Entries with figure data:
☆ ☆ ☆
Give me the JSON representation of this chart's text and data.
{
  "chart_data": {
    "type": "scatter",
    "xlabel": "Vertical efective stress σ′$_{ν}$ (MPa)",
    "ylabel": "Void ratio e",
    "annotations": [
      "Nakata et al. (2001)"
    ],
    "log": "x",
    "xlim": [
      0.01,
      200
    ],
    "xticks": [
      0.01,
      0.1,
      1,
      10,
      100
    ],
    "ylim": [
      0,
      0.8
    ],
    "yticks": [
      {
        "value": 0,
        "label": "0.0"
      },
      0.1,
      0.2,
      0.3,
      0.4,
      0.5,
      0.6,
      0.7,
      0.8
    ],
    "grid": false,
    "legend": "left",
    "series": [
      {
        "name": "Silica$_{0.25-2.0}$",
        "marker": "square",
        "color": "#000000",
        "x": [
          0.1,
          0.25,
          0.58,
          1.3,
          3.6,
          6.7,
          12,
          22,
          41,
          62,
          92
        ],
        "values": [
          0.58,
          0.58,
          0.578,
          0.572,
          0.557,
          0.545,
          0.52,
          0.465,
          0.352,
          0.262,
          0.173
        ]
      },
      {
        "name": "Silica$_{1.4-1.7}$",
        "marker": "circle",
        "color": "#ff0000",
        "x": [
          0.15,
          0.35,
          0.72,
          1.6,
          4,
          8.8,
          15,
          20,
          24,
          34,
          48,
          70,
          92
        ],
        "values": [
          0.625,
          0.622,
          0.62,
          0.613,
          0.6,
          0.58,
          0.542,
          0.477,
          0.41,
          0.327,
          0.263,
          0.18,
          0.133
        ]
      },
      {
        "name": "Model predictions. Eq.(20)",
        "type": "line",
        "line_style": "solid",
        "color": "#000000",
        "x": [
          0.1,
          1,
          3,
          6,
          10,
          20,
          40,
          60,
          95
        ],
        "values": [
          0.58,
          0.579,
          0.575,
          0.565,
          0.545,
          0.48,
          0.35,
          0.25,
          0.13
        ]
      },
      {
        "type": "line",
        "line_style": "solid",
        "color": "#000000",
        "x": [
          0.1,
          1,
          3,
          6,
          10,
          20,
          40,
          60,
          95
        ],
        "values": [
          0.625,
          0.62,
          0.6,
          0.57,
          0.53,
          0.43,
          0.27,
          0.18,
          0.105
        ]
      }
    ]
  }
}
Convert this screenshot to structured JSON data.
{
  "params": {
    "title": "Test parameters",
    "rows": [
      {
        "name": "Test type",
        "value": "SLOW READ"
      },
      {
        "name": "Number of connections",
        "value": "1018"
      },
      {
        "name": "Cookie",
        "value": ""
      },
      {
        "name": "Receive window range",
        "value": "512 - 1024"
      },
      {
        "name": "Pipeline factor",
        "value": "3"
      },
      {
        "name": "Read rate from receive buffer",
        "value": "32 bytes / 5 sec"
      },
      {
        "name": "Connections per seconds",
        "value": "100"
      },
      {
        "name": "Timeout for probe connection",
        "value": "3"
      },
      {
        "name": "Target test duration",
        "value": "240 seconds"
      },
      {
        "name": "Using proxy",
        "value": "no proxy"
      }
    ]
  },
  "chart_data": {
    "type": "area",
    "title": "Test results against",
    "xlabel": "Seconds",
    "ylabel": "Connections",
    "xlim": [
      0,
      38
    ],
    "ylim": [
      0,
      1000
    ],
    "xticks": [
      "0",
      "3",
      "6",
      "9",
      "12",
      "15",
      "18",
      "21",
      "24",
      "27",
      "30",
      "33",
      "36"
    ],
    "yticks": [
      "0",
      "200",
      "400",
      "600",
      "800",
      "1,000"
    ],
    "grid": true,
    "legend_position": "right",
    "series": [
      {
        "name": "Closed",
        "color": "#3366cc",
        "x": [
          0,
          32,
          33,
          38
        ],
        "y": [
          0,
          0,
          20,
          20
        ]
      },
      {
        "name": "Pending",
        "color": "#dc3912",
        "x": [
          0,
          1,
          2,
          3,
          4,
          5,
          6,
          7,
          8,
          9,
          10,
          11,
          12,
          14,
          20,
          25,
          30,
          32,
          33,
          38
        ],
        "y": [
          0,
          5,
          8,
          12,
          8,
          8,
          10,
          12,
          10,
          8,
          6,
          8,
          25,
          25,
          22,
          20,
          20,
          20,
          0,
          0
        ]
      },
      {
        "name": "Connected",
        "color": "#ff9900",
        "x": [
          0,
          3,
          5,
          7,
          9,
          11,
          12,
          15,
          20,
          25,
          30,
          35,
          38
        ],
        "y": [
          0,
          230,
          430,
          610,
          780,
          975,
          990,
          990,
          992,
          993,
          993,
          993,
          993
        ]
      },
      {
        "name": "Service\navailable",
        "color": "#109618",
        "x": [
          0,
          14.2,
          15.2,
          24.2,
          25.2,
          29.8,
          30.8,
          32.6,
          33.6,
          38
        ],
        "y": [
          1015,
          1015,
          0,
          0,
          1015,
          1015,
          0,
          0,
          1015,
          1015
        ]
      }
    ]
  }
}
☆ ☆ ☆
Using the data above, print every record exactly as shown.

Give me the JSON representation of this chart's text and data.
{
  "chart_data": {
    "type": "scatter",
    "xlabel": "Vertical efective stress σ′$_{ν}$ (MPa)",
    "ylabel": "Void ratio e",
    "annotations": [
      "Nakata et al. (2001)"
    ],
    "log": "x",
    "xlim": [
      0.01,
      200
    ],
    "xticks": [
      0.01,
      0.1,
      1,
      10,
      100
    ],
    "ylim": [
      0,
      0.8
    ],
    "yticks": [
      {
        "value": 0,
        "label": "0.0"
      },
      0.1,
      0.2,
      0.3,
      0.4,
      0.5,
      0.6,
      0.7,
      0.8
    ],
    "grid": false,
    "legend": "left",
    "series": [
      {
        "name": "Silica$_{0.25-2.0}$",
        "marker": "square",
        "color": "#000000",
        "x": [
          0.1,
          0.25,
          0.58,
          1.3,
          3.6,
          6.7,
          12,
          22,
          41,
          62,
          92
        ],
        "values": [
          0.58,
          0.58,
          0.578,
          0.572,
          0.557,
          0.545,
          0.52,
          0.465,
          0.352,
          0.262,
          0.173
        ]
      },
      {
        "name": "Silica$_{1.4-1.7}$",
        "marker": "circle",
        "color": "#ff0000",
        "x": [
          0.15,
          0.35,
          0.72,
          1.6,
          4,
          8.8,
          15,
          20,
          24,
          34,
          48,
          70,
          92
        ],
        "values": [
          0.625,
          0.622,
          0.62,
          0.613,
          0.6,
          0.58,
          0.542,
          0.477,
          0.41,
          0.327,
          0.263,
          0.18,
          0.133
        ]
      },
      {
        "name": "Model predictions. Eq.(20)",
        "type": "line",
        "line_style": "solid",
        "color": "#000000",
        "x": [
          0.1,
          1,
          3,
          6,
          10,
          20,
          40,
          60,
          95
        ],
        "values": [
          0.58,
          0.579,
          0.575,
          0.565,
          0.545,
          0.48,
          0.35,
          0.25,
          0.13
        ]
      },
      {
        "type": "line",
        "line_style": "solid",
        "color": "#000000",
        "x": [
          0.1,
          1,
          3,
          6,
          10,
          20,
          40,
          60,
          95
        ],
        "values": [
          0.625,
          0.62,
          0.6,
          0.57,
          0.53,
          0.43,
          0.27,
          0.18,
          0.105
        ]
      }
    ]
  }
}
Convert this screenshot to structured JSON data.
{
  "params": {
    "title": "Test parameters",
    "rows": [
      {
        "name": "Test type",
        "value": "SLOW READ"
      },
      {
        "name": "Number of connections",
        "value": "1018"
      },
      {
        "name": "Cookie",
        "value": ""
      },
      {
        "name": "Receive window range",
        "value": "512 - 1024"
      },
      {
        "name": "Pipeline factor",
        "value": "3"
      },
      {
        "name": "Read rate from receive buffer",
        "value": "32 bytes / 5 sec"
      },
      {
        "name": "Connections per seconds",
        "value": "100"
      },
      {
        "name": "Timeout for probe connection",
        "value": "3"
      },
      {
        "name": "Target test duration",
        "value": "240 seconds"
      },
      {
        "name": "Using proxy",
        "value": "no proxy"
      }
    ]
  },
  "chart_data": {
    "type": "area",
    "title": "Test results against",
    "xlabel": "Seconds",
    "ylabel": "Connections",
    "xlim": [
      0,
      38
    ],
    "ylim": [
      0,
      1000
    ],
    "xticks": [
      "0",
      "3",
      "6",
      "9",
      "12",
      "15",
      "18",
      "21",
      "24",
      "27",
      "30",
      "33",
      "36"
    ],
    "yticks": [
      "0",
      "200",
      "400",
      "600",
      "800",
      "1,000"
    ],
    "grid": true,
    "legend_position": "right",
    "series": [
      {
        "name": "Closed",
        "color": "#3366cc",
        "x": [
          0,
          32,
          33,
          38
        ],
        "y": [
          0,
          0,
          20,
          20
        ]
      },
      {
        "name": "Pending",
        "color": "#dc3912",
        "x": [
          0,
          1,
          2,
          3,
          4,
          5,
          6,
          7,
          8,
          9,
          10,
          11,
          12,
          14,
          20,
          25,
          30,
          32,
          33,
          38
        ],
        "y": [
          0,
          5,
          8,
          12,
          8,
          8,
          10,
          12,
          10,
          8,
          6,
          8,
          25,
          25,
          22,
          20,
          20,
          20,
          0,
          0
        ]
      },
      {
        "name": "Connected",
        "color": "#ff9900",
        "x": [
          0,
          3,
          5,
          7,
          9,
          11,
          12,
          15,
          20,
          25,
          30,
          35,
          38
        ],
        "y": [
          0,
          230,
          430,
          610,
          780,
          975,
          990,
          990,
          992,
          993,
          993,
          993,
          993
        ]
      },
      {
        "name": "Service\navailable",
        "color": "#109618",
        "x": [
          0,
          14.2,
          15.2,
          24.2,
          25.2,
          29.8,
          30.8,
          32.6,
          33.6,
          38
        ],
        "y": [
          1015,
          1015,
          0,
          0,
          1015,
          1015,
          0,
          0,
          1015,
          1015
        ]
      }
    ]
  }
}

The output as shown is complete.